But most people don't want to work that hard. Which is why you have an advantage, assuming you're spending time writing and creating off the grid. Social media comes LAST! The wankers put social media first, which has burned the audience out, being hyped on so much substandard product, it takes a lot to get people to pay attention, and no one can force them to. This is what you're up against. It's easy to play, but harder to sustain yourself, build an audience and survive, than ever before. It's like those acts bitching about streaming payouts by talking about CDs, the physical world. The physical world is HISTORY, as are its metrics. In a controlled environment based on physical product the second tier player can be sustained by the label, but that model's dead and gone.

You won't hear tomorrow's stars bitching, BECAUSE THEY DON'T HAVE THE TIME! It takes a lot of time and effort to complain, and it's easy to do, put that time and effort into your music, which is hard to do. The irony is the audience is always foraging for great. But there's no direct pipeline to people anymore. You've got to make it and then it wends its way, or it doesn't. If it's great that does not mean it succeeds. Great is a nascent fire, barely more than kindling, it's your responsibility to stoke the flame. And sure, if you have a bonfire the usual suspects will come along to make deals with you, buy you, because they've lost the ability to do what you just did! They don't know how to develop acts. And they're not that good at sustaining yours. They just push what hits, and if it doesn't, you're no longer a priority, but your hands are tied by a contract.

It's hard to get rich in today's music business, but you can have an impact, focus on the latter as opposed to the former.

*Given data*:
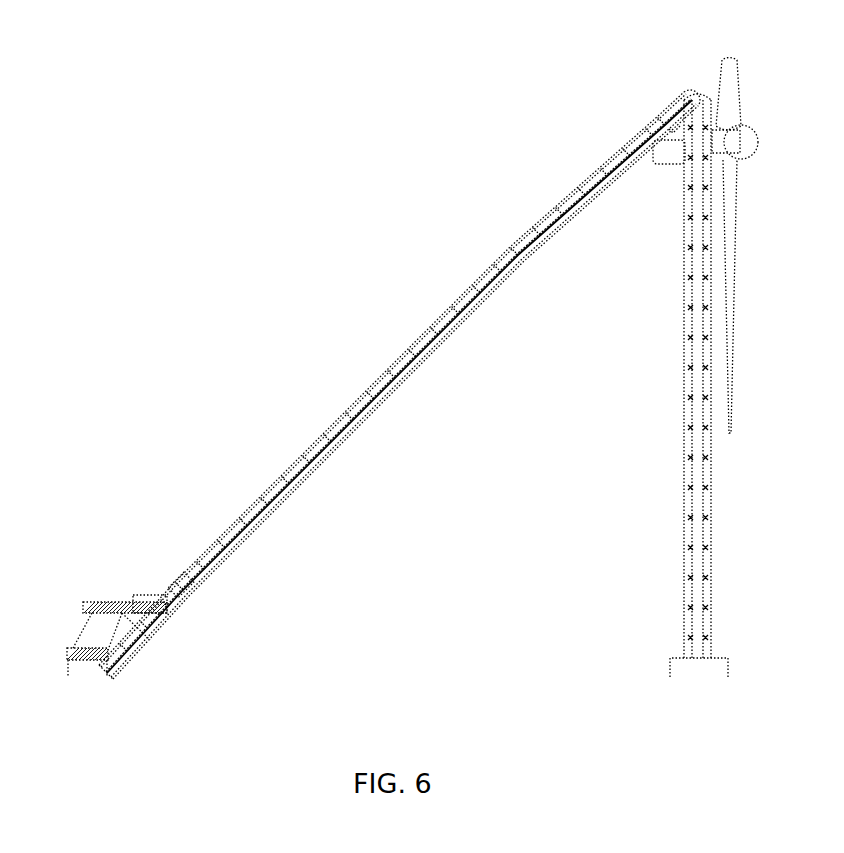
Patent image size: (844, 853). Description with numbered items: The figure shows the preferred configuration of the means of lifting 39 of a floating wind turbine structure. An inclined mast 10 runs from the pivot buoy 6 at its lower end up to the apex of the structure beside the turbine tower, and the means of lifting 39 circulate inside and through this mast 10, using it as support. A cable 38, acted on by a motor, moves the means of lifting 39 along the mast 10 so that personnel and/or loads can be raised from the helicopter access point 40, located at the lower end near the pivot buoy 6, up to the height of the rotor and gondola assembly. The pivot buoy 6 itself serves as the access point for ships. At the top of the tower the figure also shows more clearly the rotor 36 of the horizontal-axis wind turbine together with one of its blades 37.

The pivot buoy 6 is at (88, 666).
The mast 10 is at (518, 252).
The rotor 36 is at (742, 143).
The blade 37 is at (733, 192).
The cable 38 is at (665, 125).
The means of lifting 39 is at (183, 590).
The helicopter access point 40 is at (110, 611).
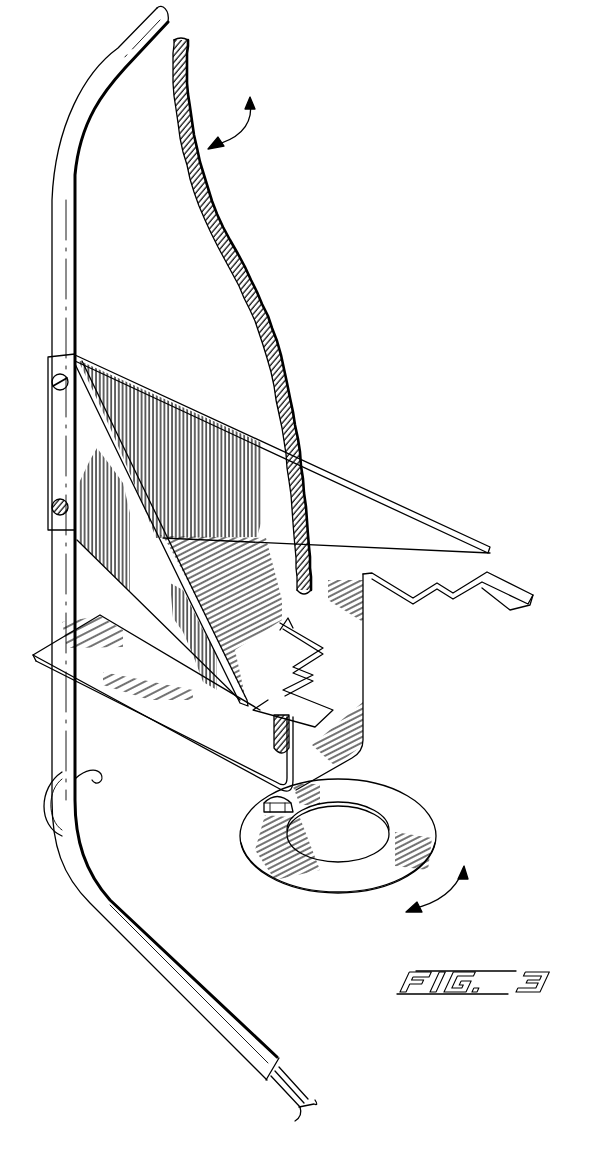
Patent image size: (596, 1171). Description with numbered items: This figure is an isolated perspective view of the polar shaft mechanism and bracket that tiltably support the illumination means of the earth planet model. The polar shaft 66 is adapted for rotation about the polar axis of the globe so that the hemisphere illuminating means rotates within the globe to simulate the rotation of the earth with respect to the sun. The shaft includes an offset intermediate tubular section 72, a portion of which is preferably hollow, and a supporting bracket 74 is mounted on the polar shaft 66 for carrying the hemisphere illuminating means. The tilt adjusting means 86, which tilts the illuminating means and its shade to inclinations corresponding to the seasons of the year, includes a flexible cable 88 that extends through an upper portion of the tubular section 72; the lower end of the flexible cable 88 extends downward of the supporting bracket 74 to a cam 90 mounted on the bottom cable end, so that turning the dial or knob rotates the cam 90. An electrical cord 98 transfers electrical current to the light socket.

*Given request*: In the passage on today's music business, what does the writer say should come last?

*Answer for this exercise*: Social media.